[start]

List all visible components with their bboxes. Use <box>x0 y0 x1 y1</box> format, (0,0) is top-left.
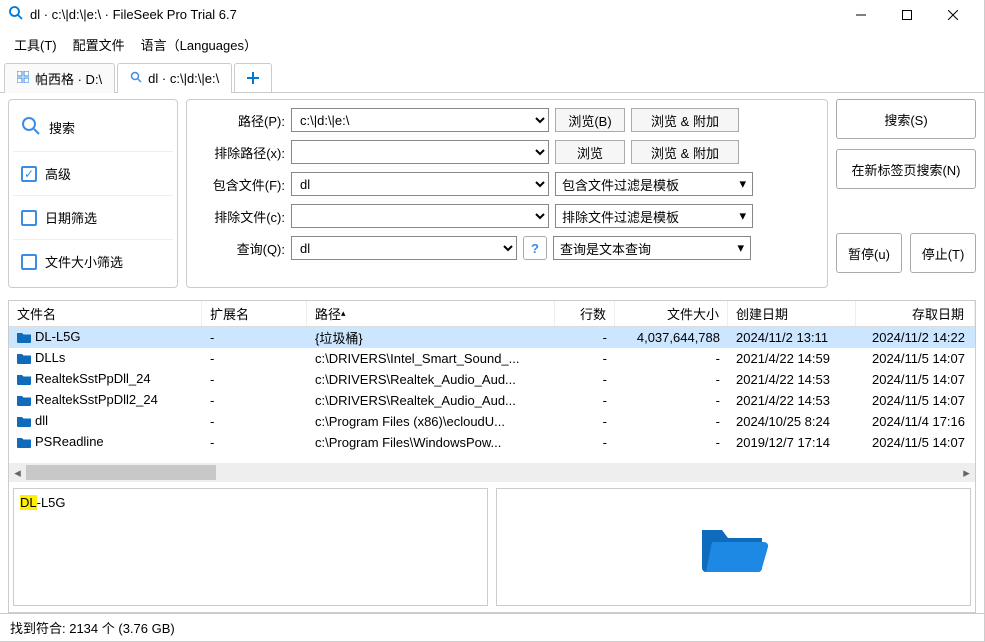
table-row[interactable]: DL-L5G-{垃圾桶}-4,037,644,7882024/11/2 13:1… <box>9 327 975 348</box>
form-panel: 路径(P): c:\|d:\|e:\ 浏览(B) 浏览 & 附加 排除路径(x)… <box>186 99 828 288</box>
table-row[interactable]: PSReadline-c:\Program Files\WindowsPow..… <box>9 432 975 453</box>
col-created[interactable]: 创建日期 <box>728 301 856 326</box>
exclude-input[interactable] <box>291 204 549 228</box>
scroll-left-icon[interactable]: ◂ <box>9 463 26 482</box>
minimize-button[interactable] <box>838 0 884 29</box>
plus-icon <box>247 72 259 84</box>
browse-attach2-button[interactable]: 浏览 & 附加 <box>631 140 739 164</box>
checkbox-date[interactable] <box>21 210 37 226</box>
tab-2[interactable]: dl · c:\|d:\|e:\ <box>117 63 232 93</box>
sidebar-size-label: 文件大小筛选 <box>45 252 123 271</box>
status-bar: 找到符合: 2134 个 (3.76 GB) <box>0 613 984 641</box>
tabstrip: 帕西格 · D:\ dl · c:\|d:\|e:\ <box>0 62 984 93</box>
tab-1[interactable]: 帕西格 · D:\ <box>4 63 115 93</box>
checkbox-size[interactable] <box>21 254 37 270</box>
chevron-down-icon: ▾ <box>739 208 746 224</box>
folder-icon <box>17 352 31 367</box>
exclude-label: 排除文件(c): <box>195 207 285 226</box>
search-icon <box>130 71 142 86</box>
folder-icon <box>17 331 31 346</box>
sidebar-item-search[interactable]: 搜索 <box>13 104 173 152</box>
table-header: 文件名 扩展名 路径 ▴ 行数 文件大小 创建日期 存取日期 <box>9 301 975 327</box>
query-label: 查询(Q): <box>195 239 285 258</box>
folder-icon <box>17 373 31 388</box>
preview-rest: -L5G <box>37 495 66 510</box>
sidebar: 搜索 高级 日期筛选 文件大小筛选 <box>8 99 178 288</box>
browse2-button[interactable]: 浏览 <box>555 140 625 164</box>
menu-tools[interactable]: 工具(T) <box>8 33 63 56</box>
horizontal-scrollbar[interactable]: ◂ ▸ <box>9 463 975 482</box>
xpath-label: 排除路径(x): <box>195 143 285 162</box>
preview-text-pane[interactable]: DL-L5G <box>13 488 488 606</box>
include-mode-dropdown[interactable]: 包含文件过滤是模板▾ <box>555 172 753 196</box>
folder-icon <box>17 436 31 451</box>
menu-languages[interactable]: 语言（Languages） <box>135 33 263 56</box>
sidebar-date-label: 日期筛选 <box>45 208 97 227</box>
menubar: 工具(T) 配置文件 语言（Languages） <box>0 29 984 62</box>
maximize-button[interactable] <box>884 0 930 29</box>
app-icon <box>8 5 24 24</box>
browse-attach-button[interactable]: 浏览 & 附加 <box>631 108 739 132</box>
include-input[interactable]: dl <box>291 172 549 196</box>
sidebar-item-advanced[interactable]: 高级 <box>13 152 173 196</box>
results-panel: 文件名 扩展名 路径 ▴ 行数 文件大小 创建日期 存取日期 DL-L5G-{垃… <box>8 300 976 613</box>
browse-button[interactable]: 浏览(B) <box>555 108 625 132</box>
col-name[interactable]: 文件名 <box>9 301 202 326</box>
folder-icon <box>17 394 31 409</box>
tab-grid-icon <box>17 71 29 86</box>
scroll-right-icon[interactable]: ▸ <box>958 463 975 482</box>
stop-button[interactable]: 停止(T) <box>910 233 976 273</box>
chevron-down-icon: ▾ <box>737 240 744 256</box>
search-icon <box>21 116 41 139</box>
table-row[interactable]: DLLs-c:\DRIVERS\Intel_Smart_Sound_...--2… <box>9 348 975 369</box>
menu-profiles[interactable]: 配置文件 <box>67 33 131 56</box>
table-row[interactable]: RealtekSstPpDll_24-c:\DRIVERS\Realtek_Au… <box>9 369 975 390</box>
checkbox-advanced[interactable] <box>21 166 37 182</box>
include-label: 包含文件(F): <box>195 175 285 194</box>
query-mode-dropdown[interactable]: 查询是文本查询▾ <box>553 236 751 260</box>
folder-open-icon <box>698 518 770 576</box>
table-row[interactable]: dll-c:\Program Files (x86)\ecloudU...--2… <box>9 411 975 432</box>
tab-2-label: dl · c:\|d:\|e:\ <box>148 71 219 86</box>
preview-area: DL-L5G <box>9 482 975 612</box>
pause-button[interactable]: 暂停(u) <box>836 233 902 273</box>
sidebar-item-size-filter[interactable]: 文件大小筛选 <box>13 240 173 283</box>
scrollbar-thumb[interactable] <box>26 465 216 480</box>
col-access[interactable]: 存取日期 <box>856 301 975 326</box>
query-help-button[interactable]: ? <box>523 236 547 260</box>
sidebar-item-date-filter[interactable]: 日期筛选 <box>13 196 173 240</box>
window-title: dl · c:\|d:\|e:\ · FileSeek Pro Trial 6.… <box>30 7 838 22</box>
preview-icon-pane <box>496 488 971 606</box>
chevron-down-icon: ▾ <box>739 176 746 192</box>
path-input[interactable]: c:\|d:\|e:\ <box>291 108 549 132</box>
tab-1-label: 帕西格 · D:\ <box>35 69 102 88</box>
preview-highlight: DL <box>20 495 37 510</box>
col-ext[interactable]: 扩展名 <box>202 301 307 326</box>
sidebar-advanced-label: 高级 <box>45 164 71 183</box>
col-path[interactable]: 路径 ▴ <box>307 301 555 326</box>
col-size[interactable]: 文件大小 <box>615 301 728 326</box>
close-button[interactable] <box>930 0 976 29</box>
col-lines[interactable]: 行数 <box>555 301 615 326</box>
table-row[interactable]: RealtekSstPpDll2_24-c:\DRIVERS\Realtek_A… <box>9 390 975 411</box>
path-label: 路径(P): <box>195 111 285 130</box>
search-button[interactable]: 搜索(S) <box>836 99 976 139</box>
titlebar: dl · c:\|d:\|e:\ · FileSeek Pro Trial 6.… <box>0 0 984 29</box>
action-buttons: 搜索(S) 在新标签页搜索(N) 暂停(u) 停止(T) <box>836 99 976 288</box>
status-text: 找到符合: 2134 个 (3.76 GB) <box>10 621 175 636</box>
search-newtab-button[interactable]: 在新标签页搜索(N) <box>836 149 976 189</box>
xpath-input[interactable] <box>291 140 549 164</box>
sidebar-search-label: 搜索 <box>49 118 75 137</box>
folder-icon <box>17 415 31 430</box>
new-tab-button[interactable] <box>234 63 272 93</box>
exclude-mode-dropdown[interactable]: 排除文件过滤是模板▾ <box>555 204 753 228</box>
query-input[interactable]: dl <box>291 236 517 260</box>
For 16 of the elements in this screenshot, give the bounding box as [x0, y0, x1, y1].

[end]

:: Stated task ::
Please arrange the lines of the listing above as a numbered list, leaving out blank lines and omitting the pictures from your answer.

:: Task solution ::
1. List all visible components with their bboxes. Use <box>x0 y0 x1 y1</box> format, (0,0) is top-left.
2. table-row[interactable]: DL-L5G-{垃圾桶}-4,037,644,7882024/11/2 13:1… <box>9 327 975 348</box>
3. form-panel: 路径(P): c:\|d:\|e:\ 浏览(B) 浏览 & 附加 排除路径(x)… <box>186 99 828 288</box>
4. table-row[interactable]: PSReadline-c:\Program Files\WindowsPow..… <box>9 432 975 453</box>
5. col-created[interactable]: 创建日期 <box>728 301 856 326</box>
6. exclude-input[interactable] <box>291 204 549 228</box>
7. scroll-left-icon[interactable]: ◂ <box>9 463 26 482</box>
8. minimize-button[interactable] <box>838 0 884 29</box>
9. plus-icon <box>247 72 259 84</box>
10. browse-attach2-button[interactable]: 浏览 & 附加 <box>631 140 739 164</box>
11. checkbox-date[interactable] <box>21 210 37 226</box>
12. tab-2[interactable]: dl · c:\|d:\|e:\ <box>117 63 232 93</box>
13. sidebar-size-label: 文件大小筛选 <box>45 252 123 271</box>
14. status-bar: 找到符合: 2134 个 (3.76 GB) <box>0 613 984 641</box>
15. tabstrip: 帕西格 · D:\ dl · c:\|d:\|e:\ <box>0 62 984 93</box>
16. tab-1[interactable]: 帕西格 · D:\ <box>4 63 115 93</box>
17. checkbox-size[interactable] <box>21 254 37 270</box>
18. chevron-down-icon: ▾ <box>739 208 746 224</box>
19. folder-icon <box>17 352 31 367</box>
20. exclude-label: 排除文件(c): <box>195 207 285 226</box>
21. search-icon <box>130 71 142 86</box>
22. folder-icon <box>17 331 31 346</box>
23. sidebar-item-search[interactable]: 搜索 <box>13 104 173 152</box>
24. table-header: 文件名 扩展名 路径 ▴ 行数 文件大小 创建日期 存取日期 <box>9 301 975 327</box>
25. query-label: 查询(Q): <box>195 239 285 258</box>
26. folder-icon <box>17 373 31 388</box>
27. preview-rest: -L5G <box>37 495 66 510</box>
28. sidebar: 搜索 高级 日期筛选 文件大小筛选 <box>8 99 178 288</box>
29. browse2-button[interactable]: 浏览 <box>555 140 625 164</box>
30. menu-tools[interactable]: 工具(T) <box>8 33 63 56</box>
31. horizontal-scrollbar[interactable]: ◂ ▸ <box>9 463 975 482</box>
32. xpath-label: 排除路径(x): <box>195 143 285 162</box>
33. preview-text-pane[interactable]: DL-L5G <box>13 488 488 606</box>
34. include-mode-dropdown[interactable]: 包含文件过滤是模板▾ <box>555 172 753 196</box>
35. folder-icon <box>17 436 31 451</box>
36. menu-languages[interactable]: 语言（Languages） <box>135 33 263 56</box>
37. sidebar-date-label: 日期筛选 <box>45 208 97 227</box>
38. menubar: 工具(T) 配置文件 语言（Languages） <box>0 29 984 62</box>
39. maximize-button[interactable] <box>884 0 930 29</box>
40. app-icon <box>8 5 24 24</box>
41. browse-attach-button[interactable]: 浏览 & 附加 <box>631 108 739 132</box>
42. include-input[interactable]: dl <box>291 172 549 196</box>
43. sidebar-item-advanced[interactable]: 高级 <box>13 152 173 196</box>
44. results-panel: 文件名 扩展名 路径 ▴ 行数 文件大小 创建日期 存取日期 DL-L5G-{垃… <box>8 300 976 613</box>
45. browse-button[interactable]: 浏览(B) <box>555 108 625 132</box>
46. col-name[interactable]: 文件名 <box>9 301 202 326</box>
47. folder-icon <box>17 394 31 409</box>
48. tab-grid-icon <box>17 71 29 86</box>
49. scroll-right-icon[interactable]: ▸ <box>958 463 975 482</box>
50. stop-button[interactable]: 停止(T) <box>910 233 976 273</box>
51. chevron-down-icon: ▾ <box>737 240 744 256</box>
52. search-icon <box>21 116 41 139</box>
53. table-row[interactable]: DLLs-c:\DRIVERS\Intel_Smart_Sound_...--2… <box>9 348 975 369</box>
54. menu-profiles[interactable]: 配置文件 <box>67 33 131 56</box>
55. table-row[interactable]: RealtekSstPpDll_24-c:\DRIVERS\Realtek_Au… <box>9 369 975 390</box>
56. checkbox-advanced[interactable] <box>21 166 37 182</box>
57. include-label: 包含文件(F): <box>195 175 285 194</box>
58. query-mode-dropdown[interactable]: 查询是文本查询▾ <box>553 236 751 260</box>
59. folder-open-icon <box>698 518 770 576</box>
60. table-row[interactable]: dll-c:\Program Files (x86)\ecloudU...--2… <box>9 411 975 432</box>
61. tab-2-label: dl · c:\|d:\|e:\ <box>148 71 219 86</box>
62. preview-area: DL-L5G <box>9 482 975 612</box>
63. pause-button[interactable]: 暂停(u) <box>836 233 902 273</box>
64. sidebar-item-size-filter[interactable]: 文件大小筛选 <box>13 240 173 283</box>
65. scrollbar-thumb[interactable] <box>26 465 216 480</box>
66. col-access[interactable]: 存取日期 <box>856 301 975 326</box>
67. query-help-button[interactable]: ? <box>523 236 547 260</box>
68. sidebar-item-date-filter[interactable]: 日期筛选 <box>13 196 173 240</box>
69. window-title: dl · c:\|d:\|e:\ · FileSeek Pro Trial 6.… <box>30 7 838 22</box>
70. preview-icon-pane <box>496 488 971 606</box>
71. chevron-down-icon: ▾ <box>739 176 746 192</box>
72. path-input[interactable]: c:\|d:\|e:\ <box>291 108 549 132</box>
73. tab-1-label: 帕西格 · D:\ <box>35 69 102 88</box>
74. preview-highlight: DL <box>20 495 37 510</box>
75. col-ext[interactable]: 扩展名 <box>202 301 307 326</box>
76. sidebar-advanced-label: 高级 <box>45 164 71 183</box>
77. col-path[interactable]: 路径 ▴ <box>307 301 555 326</box>
78. col-size[interactable]: 文件大小 <box>615 301 728 326</box>
79. close-button[interactable] <box>930 0 976 29</box>
80. col-lines[interactable]: 行数 <box>555 301 615 326</box>
81. table-row[interactable]: RealtekSstPpDll2_24-c:\DRIVERS\Realtek_A… <box>9 390 975 411</box>
82. path-label: 路径(P): <box>195 111 285 130</box>
83. search-button[interactable]: 搜索(S) <box>836 99 976 139</box>
84. titlebar: dl · c:\|d:\|e:\ · FileSeek Pro Trial 6.… <box>0 0 984 29</box>
85. action-buttons: 搜索(S) 在新标签页搜索(N) 暂停(u) 停止(T) <box>836 99 976 288</box>
86. status-text: 找到符合: 2134 个 (3.76 GB) <box>10 621 175 636</box>
87. search-newtab-button[interactable]: 在新标签页搜索(N) <box>836 149 976 189</box>
88. xpath-input[interactable] <box>291 140 549 164</box>
89. sidebar-search-label: 搜索 <box>49 118 75 137</box>
90. folder-icon <box>17 415 31 430</box>
91. new-tab-button[interactable] <box>234 63 272 93</box>
92. exclude-mode-dropdown[interactable]: 排除文件过滤是模板▾ <box>555 204 753 228</box>
93. query-input[interactable]: dl <box>291 236 517 260</box>
94. For 16 of the elements in this screenshot, give the bounding box as [x0, y0, x1, y1].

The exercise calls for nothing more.